● DATA TO PROCESS:
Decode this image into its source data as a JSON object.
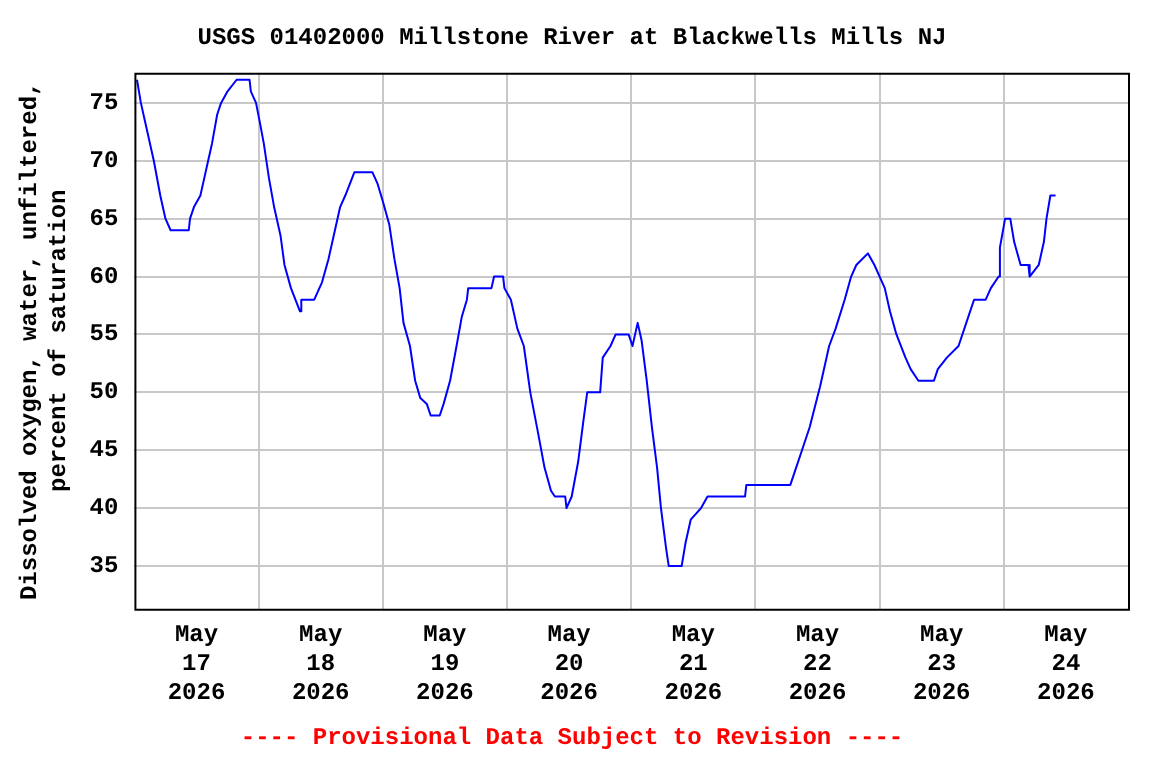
{
  "chart_data": {
    "type": "line",
    "title": "USGS 01402000 Millstone River at Blackwells Mills NJ",
    "ylabel": "Dissolved oxygen, water, unfiltered,\npercent of saturation",
    "annotations": [
      "---- Provisional Data Subject to Revision ----"
    ],
    "xlim": [
      "2026-05-17",
      "2026-05-25"
    ],
    "xticks": [
      {
        "value": "2026-05-17T12:00",
        "label": "May\n17\n2026"
      },
      {
        "value": "2026-05-18",
        "label": null
      },
      {
        "value": "2026-05-18T12:00",
        "label": "May\n18\n2026"
      },
      {
        "value": "2026-05-19",
        "label": null
      },
      {
        "value": "2026-05-19T12:00",
        "label": "May\n19\n2026"
      },
      {
        "value": "2026-05-20",
        "label": null
      },
      {
        "value": "2026-05-20T12:00",
        "label": "May\n20\n2026"
      },
      {
        "value": "2026-05-21",
        "label": null
      },
      {
        "value": "2026-05-21T12:00",
        "label": "May\n21\n2026"
      },
      {
        "value": "2026-05-22",
        "label": null
      },
      {
        "value": "2026-05-22T12:00",
        "label": "May\n22\n2026"
      },
      {
        "value": "2026-05-23",
        "label": null
      },
      {
        "value": "2026-05-23T12:00",
        "label": "May\n23\n2026"
      },
      {
        "value": "2026-05-24",
        "label": null
      },
      {
        "value": "2026-05-24T12:00",
        "label": "May\n24\n2026"
      }
    ],
    "ylim": [
      31.3,
      77.6
    ],
    "yticks": [
      35,
      40,
      45,
      50,
      55,
      60,
      65,
      70,
      75
    ],
    "grid": true,
    "legend": false,
    "marker": "none",
    "line_style": "solid",
    "x": [
      "2026-05-17T00:30",
      "2026-05-17T01:15",
      "2026-05-17T02:15",
      "2026-05-17T03:45",
      "2026-05-17T05:00",
      "2026-05-17T06:00",
      "2026-05-17T07:00",
      "2026-05-17T10:30",
      "2026-05-17T10:45",
      "2026-05-17T11:30",
      "2026-05-17T12:45",
      "2026-05-17T13:45",
      "2026-05-17T14:15",
      "2026-05-17T15:00",
      "2026-05-17T16:00",
      "2026-05-17T16:45",
      "2026-05-17T18:00",
      "2026-05-17T19:45",
      "2026-05-17T22:15",
      "2026-05-17T22:30",
      "2026-05-17T23:30",
      "2026-05-18T00:15",
      "2026-05-18T01:00",
      "2026-05-18T02:00",
      "2026-05-18T03:00",
      "2026-05-18T04:15",
      "2026-05-18T05:00",
      "2026-05-18T06:15",
      "2026-05-18T08:00",
      "2026-05-18T08:15",
      "2026-05-18T10:45",
      "2026-05-18T12:15",
      "2026-05-18T13:30",
      "2026-05-18T14:45",
      "2026-05-18T15:45",
      "2026-05-18T16:45",
      "2026-05-18T18:30",
      "2026-05-18T22:00",
      "2026-05-18T23:00",
      "2026-05-19T00:00",
      "2026-05-19T01:15",
      "2026-05-19T02:15",
      "2026-05-19T03:15",
      "2026-05-19T04:00",
      "2026-05-19T05:15",
      "2026-05-19T06:15",
      "2026-05-19T07:15",
      "2026-05-19T08:30",
      "2026-05-19T09:15",
      "2026-05-19T11:00",
      "2026-05-19T11:45",
      "2026-05-19T13:00",
      "2026-05-19T14:15",
      "2026-05-19T15:15",
      "2026-05-19T16:15",
      "2026-05-19T16:30",
      "2026-05-19T21:00",
      "2026-05-19T21:30",
      "2026-05-19T23:15",
      "2026-05-19T23:30",
      "2026-05-20T00:45",
      "2026-05-20T02:00",
      "2026-05-20T03:15",
      "2026-05-20T04:30",
      "2026-05-20T06:00",
      "2026-05-20T07:15",
      "2026-05-20T08:30",
      "2026-05-20T09:15",
      "2026-05-20T11:15",
      "2026-05-20T11:30",
      "2026-05-20T12:30",
      "2026-05-20T13:45",
      "2026-05-20T14:45",
      "2026-05-20T15:30",
      "2026-05-20T18:00",
      "2026-05-20T18:30",
      "2026-05-20T20:00",
      "2026-05-20T21:00",
      "2026-05-20T23:30",
      "2026-05-21T00:15",
      "2026-05-21T01:15",
      "2026-05-21T02:00",
      "2026-05-21T03:00",
      "2026-05-21T04:00",
      "2026-05-21T05:00",
      "2026-05-21T05:45",
      "2026-05-21T06:45",
      "2026-05-21T07:15",
      "2026-05-21T09:45",
      "2026-05-21T10:30",
      "2026-05-21T11:30",
      "2026-05-21T13:30",
      "2026-05-21T14:45",
      "2026-05-21T22:00",
      "2026-05-21T22:15",
      "2026-05-22T06:45",
      "2026-05-22T07:30",
      "2026-05-22T09:00",
      "2026-05-22T10:30",
      "2026-05-22T12:30",
      "2026-05-22T14:15",
      "2026-05-22T15:30",
      "2026-05-22T17:15",
      "2026-05-22T18:30",
      "2026-05-22T19:30",
      "2026-05-22T21:45",
      "2026-05-22T23:00",
      "2026-05-23T00:00",
      "2026-05-23T01:00",
      "2026-05-23T02:00",
      "2026-05-23T03:15",
      "2026-05-23T05:00",
      "2026-05-23T06:00",
      "2026-05-23T07:30",
      "2026-05-23T10:30",
      "2026-05-23T11:15",
      "2026-05-23T13:00",
      "2026-05-23T15:15",
      "2026-05-23T16:45",
      "2026-05-23T18:15",
      "2026-05-23T20:30",
      "2026-05-23T21:30",
      "2026-05-23T23:00",
      "2026-05-23T23:15",
      "2026-05-24T00:15",
      "2026-05-24T01:15",
      "2026-05-24T02:00",
      "2026-05-24T03:15",
      "2026-05-24T04:45",
      "2026-05-24T05:00",
      "2026-05-24T06:45",
      "2026-05-24T07:45",
      "2026-05-24T08:15",
      "2026-05-24T09:00",
      "2026-05-24T10:00"
    ],
    "series": [
      {
        "color": "#0000ff",
        "values": [
          77,
          75,
          73,
          70,
          67,
          65,
          64,
          64,
          65,
          66,
          67,
          69,
          70,
          71.5,
          74,
          75,
          76,
          77,
          77,
          76,
          75,
          73.3,
          71.5,
          68.5,
          66,
          63.5,
          61,
          59,
          57,
          58,
          58,
          59.5,
          61.5,
          64,
          66,
          67,
          69,
          69,
          68,
          66.5,
          64.5,
          61.5,
          59,
          56,
          54,
          51,
          49.5,
          49,
          48,
          48,
          49,
          51,
          54,
          56.5,
          58,
          59,
          59,
          60,
          60,
          59,
          58,
          55.5,
          54,
          50,
          46.5,
          43.5,
          41.5,
          41,
          41,
          40,
          41,
          44,
          47.5,
          50,
          50,
          53,
          54,
          55,
          55,
          54,
          56,
          54.5,
          51,
          47,
          43.5,
          40,
          36.5,
          35,
          35,
          37,
          39,
          40,
          41,
          41,
          42,
          42,
          43,
          45,
          47,
          50.5,
          54,
          55.5,
          58,
          60,
          61,
          62,
          61,
          60,
          59,
          57,
          55,
          53,
          52,
          51,
          51,
          52,
          53,
          54,
          56,
          58,
          58,
          59,
          60,
          62.5,
          65,
          65,
          63,
          61,
          61,
          60,
          61,
          63,
          65,
          67,
          67
        ]
      }
    ]
  }
}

● SET PROBLEM:
Every record must be copied exactly, with the pictures left out.

● EXERCISE RESULT:
Decode this image into its source data as a JSON object.
{
  "chart_data": {
    "type": "line",
    "title": "USGS 01402000 Millstone River at Blackwells Mills NJ",
    "ylabel": "Dissolved oxygen, water, unfiltered,\npercent of saturation",
    "annotations": [
      "---- Provisional Data Subject to Revision ----"
    ],
    "xlim": [
      "2026-05-17",
      "2026-05-25"
    ],
    "xticks": [
      {
        "value": "2026-05-17T12:00",
        "label": "May\n17\n2026"
      },
      {
        "value": "2026-05-18",
        "label": null
      },
      {
        "value": "2026-05-18T12:00",
        "label": "May\n18\n2026"
      },
      {
        "value": "2026-05-19",
        "label": null
      },
      {
        "value": "2026-05-19T12:00",
        "label": "May\n19\n2026"
      },
      {
        "value": "2026-05-20",
        "label": null
      },
      {
        "value": "2026-05-20T12:00",
        "label": "May\n20\n2026"
      },
      {
        "value": "2026-05-21",
        "label": null
      },
      {
        "value": "2026-05-21T12:00",
        "label": "May\n21\n2026"
      },
      {
        "value": "2026-05-22",
        "label": null
      },
      {
        "value": "2026-05-22T12:00",
        "label": "May\n22\n2026"
      },
      {
        "value": "2026-05-23",
        "label": null
      },
      {
        "value": "2026-05-23T12:00",
        "label": "May\n23\n2026"
      },
      {
        "value": "2026-05-24",
        "label": null
      },
      {
        "value": "2026-05-24T12:00",
        "label": "May\n24\n2026"
      }
    ],
    "ylim": [
      31.3,
      77.6
    ],
    "yticks": [
      35,
      40,
      45,
      50,
      55,
      60,
      65,
      70,
      75
    ],
    "grid": true,
    "legend": false,
    "marker": "none",
    "line_style": "solid",
    "x": [
      "2026-05-17T00:30",
      "2026-05-17T01:15",
      "2026-05-17T02:15",
      "2026-05-17T03:45",
      "2026-05-17T05:00",
      "2026-05-17T06:00",
      "2026-05-17T07:00",
      "2026-05-17T10:30",
      "2026-05-17T10:45",
      "2026-05-17T11:30",
      "2026-05-17T12:45",
      "2026-05-17T13:45",
      "2026-05-17T14:15",
      "2026-05-17T15:00",
      "2026-05-17T16:00",
      "2026-05-17T16:45",
      "2026-05-17T18:00",
      "2026-05-17T19:45",
      "2026-05-17T22:15",
      "2026-05-17T22:30",
      "2026-05-17T23:30",
      "2026-05-18T00:15",
      "2026-05-18T01:00",
      "2026-05-18T02:00",
      "2026-05-18T03:00",
      "2026-05-18T04:15",
      "2026-05-18T05:00",
      "2026-05-18T06:15",
      "2026-05-18T08:00",
      "2026-05-18T08:15",
      "2026-05-18T10:45",
      "2026-05-18T12:15",
      "2026-05-18T13:30",
      "2026-05-18T14:45",
      "2026-05-18T15:45",
      "2026-05-18T16:45",
      "2026-05-18T18:30",
      "2026-05-18T22:00",
      "2026-05-18T23:00",
      "2026-05-19T00:00",
      "2026-05-19T01:15",
      "2026-05-19T02:15",
      "2026-05-19T03:15",
      "2026-05-19T04:00",
      "2026-05-19T05:15",
      "2026-05-19T06:15",
      "2026-05-19T07:15",
      "2026-05-19T08:30",
      "2026-05-19T09:15",
      "2026-05-19T11:00",
      "2026-05-19T11:45",
      "2026-05-19T13:00",
      "2026-05-19T14:15",
      "2026-05-19T15:15",
      "2026-05-19T16:15",
      "2026-05-19T16:30",
      "2026-05-19T21:00",
      "2026-05-19T21:30",
      "2026-05-19T23:15",
      "2026-05-19T23:30",
      "2026-05-20T00:45",
      "2026-05-20T02:00",
      "2026-05-20T03:15",
      "2026-05-20T04:30",
      "2026-05-20T06:00",
      "2026-05-20T07:15",
      "2026-05-20T08:30",
      "2026-05-20T09:15",
      "2026-05-20T11:15",
      "2026-05-20T11:30",
      "2026-05-20T12:30",
      "2026-05-20T13:45",
      "2026-05-20T14:45",
      "2026-05-20T15:30",
      "2026-05-20T18:00",
      "2026-05-20T18:30",
      "2026-05-20T20:00",
      "2026-05-20T21:00",
      "2026-05-20T23:30",
      "2026-05-21T00:15",
      "2026-05-21T01:15",
      "2026-05-21T02:00",
      "2026-05-21T03:00",
      "2026-05-21T04:00",
      "2026-05-21T05:00",
      "2026-05-21T05:45",
      "2026-05-21T06:45",
      "2026-05-21T07:15",
      "2026-05-21T09:45",
      "2026-05-21T10:30",
      "2026-05-21T11:30",
      "2026-05-21T13:30",
      "2026-05-21T14:45",
      "2026-05-21T22:00",
      "2026-05-21T22:15",
      "2026-05-22T06:45",
      "2026-05-22T07:30",
      "2026-05-22T09:00",
      "2026-05-22T10:30",
      "2026-05-22T12:30",
      "2026-05-22T14:15",
      "2026-05-22T15:30",
      "2026-05-22T17:15",
      "2026-05-22T18:30",
      "2026-05-22T19:30",
      "2026-05-22T21:45",
      "2026-05-22T23:00",
      "2026-05-23T00:00",
      "2026-05-23T01:00",
      "2026-05-23T02:00",
      "2026-05-23T03:15",
      "2026-05-23T05:00",
      "2026-05-23T06:00",
      "2026-05-23T07:30",
      "2026-05-23T10:30",
      "2026-05-23T11:15",
      "2026-05-23T13:00",
      "2026-05-23T15:15",
      "2026-05-23T16:45",
      "2026-05-23T18:15",
      "2026-05-23T20:30",
      "2026-05-23T21:30",
      "2026-05-23T23:00",
      "2026-05-23T23:15",
      "2026-05-24T00:15",
      "2026-05-24T01:15",
      "2026-05-24T02:00",
      "2026-05-24T03:15",
      "2026-05-24T04:45",
      "2026-05-24T05:00",
      "2026-05-24T06:45",
      "2026-05-24T07:45",
      "2026-05-24T08:15",
      "2026-05-24T09:00",
      "2026-05-24T10:00"
    ],
    "series": [
      {
        "color": "#0000ff",
        "values": [
          77,
          75,
          73,
          70,
          67,
          65,
          64,
          64,
          65,
          66,
          67,
          69,
          70,
          71.5,
          74,
          75,
          76,
          77,
          77,
          76,
          75,
          73.3,
          71.5,
          68.5,
          66,
          63.5,
          61,
          59,
          57,
          58,
          58,
          59.5,
          61.5,
          64,
          66,
          67,
          69,
          69,
          68,
          66.5,
          64.5,
          61.5,
          59,
          56,
          54,
          51,
          49.5,
          49,
          48,
          48,
          49,
          51,
          54,
          56.5,
          58,
          59,
          59,
          60,
          60,
          59,
          58,
          55.5,
          54,
          50,
          46.5,
          43.5,
          41.5,
          41,
          41,
          40,
          41,
          44,
          47.5,
          50,
          50,
          53,
          54,
          55,
          55,
          54,
          56,
          54.5,
          51,
          47,
          43.5,
          40,
          36.5,
          35,
          35,
          37,
          39,
          40,
          41,
          41,
          42,
          42,
          43,
          45,
          47,
          50.5,
          54,
          55.5,
          58,
          60,
          61,
          62,
          61,
          60,
          59,
          57,
          55,
          53,
          52,
          51,
          51,
          52,
          53,
          54,
          56,
          58,
          58,
          59,
          60,
          62.5,
          65,
          65,
          63,
          61,
          61,
          60,
          61,
          63,
          65,
          67,
          67
        ]
      }
    ]
  }
}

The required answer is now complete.